>> START Data in this exercise
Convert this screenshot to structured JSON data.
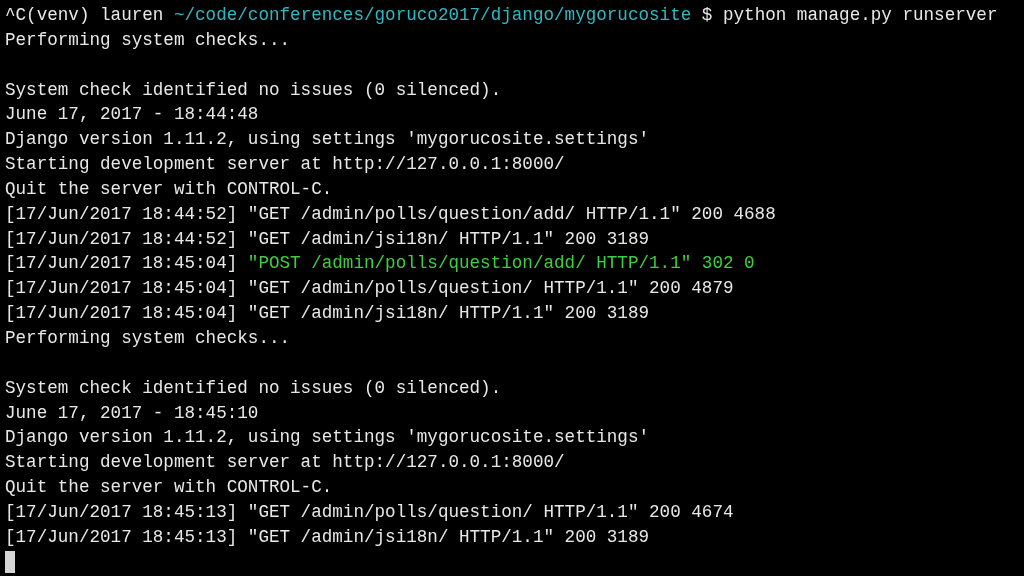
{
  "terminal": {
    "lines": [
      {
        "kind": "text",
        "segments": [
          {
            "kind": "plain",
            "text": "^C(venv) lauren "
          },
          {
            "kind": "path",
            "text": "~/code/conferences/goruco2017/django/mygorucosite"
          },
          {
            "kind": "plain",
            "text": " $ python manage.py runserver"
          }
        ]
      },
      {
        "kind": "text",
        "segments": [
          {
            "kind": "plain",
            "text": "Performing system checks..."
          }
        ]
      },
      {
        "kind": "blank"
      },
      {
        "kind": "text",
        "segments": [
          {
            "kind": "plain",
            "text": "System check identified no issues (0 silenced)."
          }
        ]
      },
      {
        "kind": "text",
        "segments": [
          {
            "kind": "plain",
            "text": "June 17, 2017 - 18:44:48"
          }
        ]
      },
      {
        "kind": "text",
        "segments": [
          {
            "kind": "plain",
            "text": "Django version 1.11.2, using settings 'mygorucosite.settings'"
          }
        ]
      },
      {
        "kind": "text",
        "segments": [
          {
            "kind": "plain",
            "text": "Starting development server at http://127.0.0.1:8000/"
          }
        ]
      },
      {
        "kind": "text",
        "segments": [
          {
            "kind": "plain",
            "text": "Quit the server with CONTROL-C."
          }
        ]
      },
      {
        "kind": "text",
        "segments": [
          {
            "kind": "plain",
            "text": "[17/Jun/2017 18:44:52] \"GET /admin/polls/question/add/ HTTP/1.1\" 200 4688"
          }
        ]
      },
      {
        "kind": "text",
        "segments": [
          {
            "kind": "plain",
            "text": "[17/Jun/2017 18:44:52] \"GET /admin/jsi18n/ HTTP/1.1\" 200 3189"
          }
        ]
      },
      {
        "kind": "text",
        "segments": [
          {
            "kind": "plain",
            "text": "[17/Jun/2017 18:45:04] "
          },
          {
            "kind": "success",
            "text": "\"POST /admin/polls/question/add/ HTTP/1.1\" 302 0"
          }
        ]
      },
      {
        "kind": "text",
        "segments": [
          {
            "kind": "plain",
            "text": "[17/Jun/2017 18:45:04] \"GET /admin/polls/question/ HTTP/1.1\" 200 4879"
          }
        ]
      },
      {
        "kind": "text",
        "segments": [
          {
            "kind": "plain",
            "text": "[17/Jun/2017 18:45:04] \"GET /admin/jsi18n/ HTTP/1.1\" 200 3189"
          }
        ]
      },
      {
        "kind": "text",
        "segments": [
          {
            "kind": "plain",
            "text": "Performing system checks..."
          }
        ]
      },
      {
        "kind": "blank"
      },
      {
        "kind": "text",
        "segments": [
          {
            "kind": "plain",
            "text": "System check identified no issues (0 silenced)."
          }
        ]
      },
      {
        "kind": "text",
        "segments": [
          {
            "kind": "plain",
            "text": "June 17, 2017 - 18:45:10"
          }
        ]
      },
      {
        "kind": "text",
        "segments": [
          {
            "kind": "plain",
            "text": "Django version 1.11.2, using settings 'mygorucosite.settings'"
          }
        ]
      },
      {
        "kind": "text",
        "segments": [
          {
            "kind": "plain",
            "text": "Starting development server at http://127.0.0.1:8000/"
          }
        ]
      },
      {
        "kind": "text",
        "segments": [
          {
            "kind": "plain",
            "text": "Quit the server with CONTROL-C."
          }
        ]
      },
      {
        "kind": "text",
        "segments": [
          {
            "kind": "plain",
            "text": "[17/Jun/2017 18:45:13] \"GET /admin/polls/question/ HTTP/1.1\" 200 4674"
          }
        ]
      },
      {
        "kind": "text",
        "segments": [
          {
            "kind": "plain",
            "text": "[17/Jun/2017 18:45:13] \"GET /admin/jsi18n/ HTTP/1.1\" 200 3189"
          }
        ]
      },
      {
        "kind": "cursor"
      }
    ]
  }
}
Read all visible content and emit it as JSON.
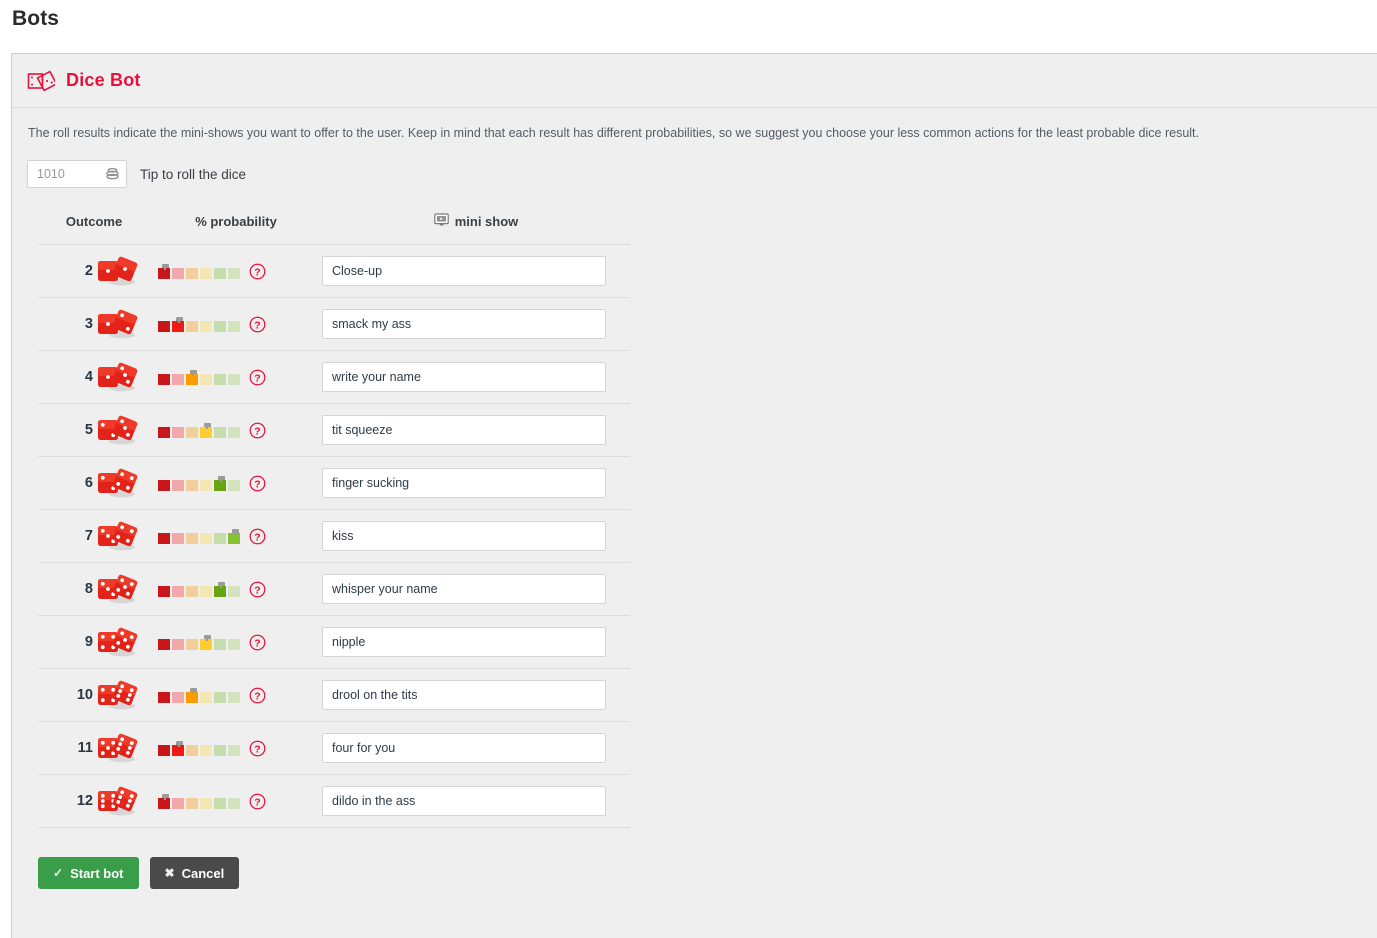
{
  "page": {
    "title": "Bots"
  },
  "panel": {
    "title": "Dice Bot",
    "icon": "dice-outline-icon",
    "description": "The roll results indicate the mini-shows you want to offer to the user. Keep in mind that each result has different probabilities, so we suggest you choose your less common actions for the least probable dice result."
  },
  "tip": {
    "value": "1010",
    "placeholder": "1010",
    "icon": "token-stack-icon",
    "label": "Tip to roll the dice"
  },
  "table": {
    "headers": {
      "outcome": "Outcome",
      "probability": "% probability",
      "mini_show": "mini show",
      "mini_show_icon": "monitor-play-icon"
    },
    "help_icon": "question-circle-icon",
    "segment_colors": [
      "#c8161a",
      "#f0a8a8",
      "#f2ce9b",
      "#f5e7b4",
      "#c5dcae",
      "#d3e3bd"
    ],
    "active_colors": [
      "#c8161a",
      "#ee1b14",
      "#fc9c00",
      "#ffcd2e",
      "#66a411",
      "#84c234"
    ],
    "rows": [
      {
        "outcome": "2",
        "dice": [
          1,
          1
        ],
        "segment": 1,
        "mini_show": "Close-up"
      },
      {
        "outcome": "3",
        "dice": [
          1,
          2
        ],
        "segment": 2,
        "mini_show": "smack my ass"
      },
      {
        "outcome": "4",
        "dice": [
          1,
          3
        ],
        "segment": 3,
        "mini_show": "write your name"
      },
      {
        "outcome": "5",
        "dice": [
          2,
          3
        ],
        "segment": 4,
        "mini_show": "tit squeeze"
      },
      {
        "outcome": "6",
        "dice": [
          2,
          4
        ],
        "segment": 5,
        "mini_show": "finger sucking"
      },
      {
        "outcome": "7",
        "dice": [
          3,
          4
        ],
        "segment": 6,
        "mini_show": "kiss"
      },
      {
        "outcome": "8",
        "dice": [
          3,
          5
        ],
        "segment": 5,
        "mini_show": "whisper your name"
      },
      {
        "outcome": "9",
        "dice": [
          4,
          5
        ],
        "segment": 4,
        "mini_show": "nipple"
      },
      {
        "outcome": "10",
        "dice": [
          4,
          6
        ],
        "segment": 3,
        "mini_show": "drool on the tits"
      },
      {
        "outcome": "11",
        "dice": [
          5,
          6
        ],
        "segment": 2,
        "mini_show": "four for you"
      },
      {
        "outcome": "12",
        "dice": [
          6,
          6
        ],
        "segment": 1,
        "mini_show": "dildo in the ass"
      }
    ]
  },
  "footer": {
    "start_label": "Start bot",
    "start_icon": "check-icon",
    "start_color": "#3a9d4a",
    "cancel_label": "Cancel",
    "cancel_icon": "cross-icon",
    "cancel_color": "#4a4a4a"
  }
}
>> END Data in this exercise
■ What you should do
Work out how many lines in the records above hold the string "polls", then give only that count.

■ Answer
4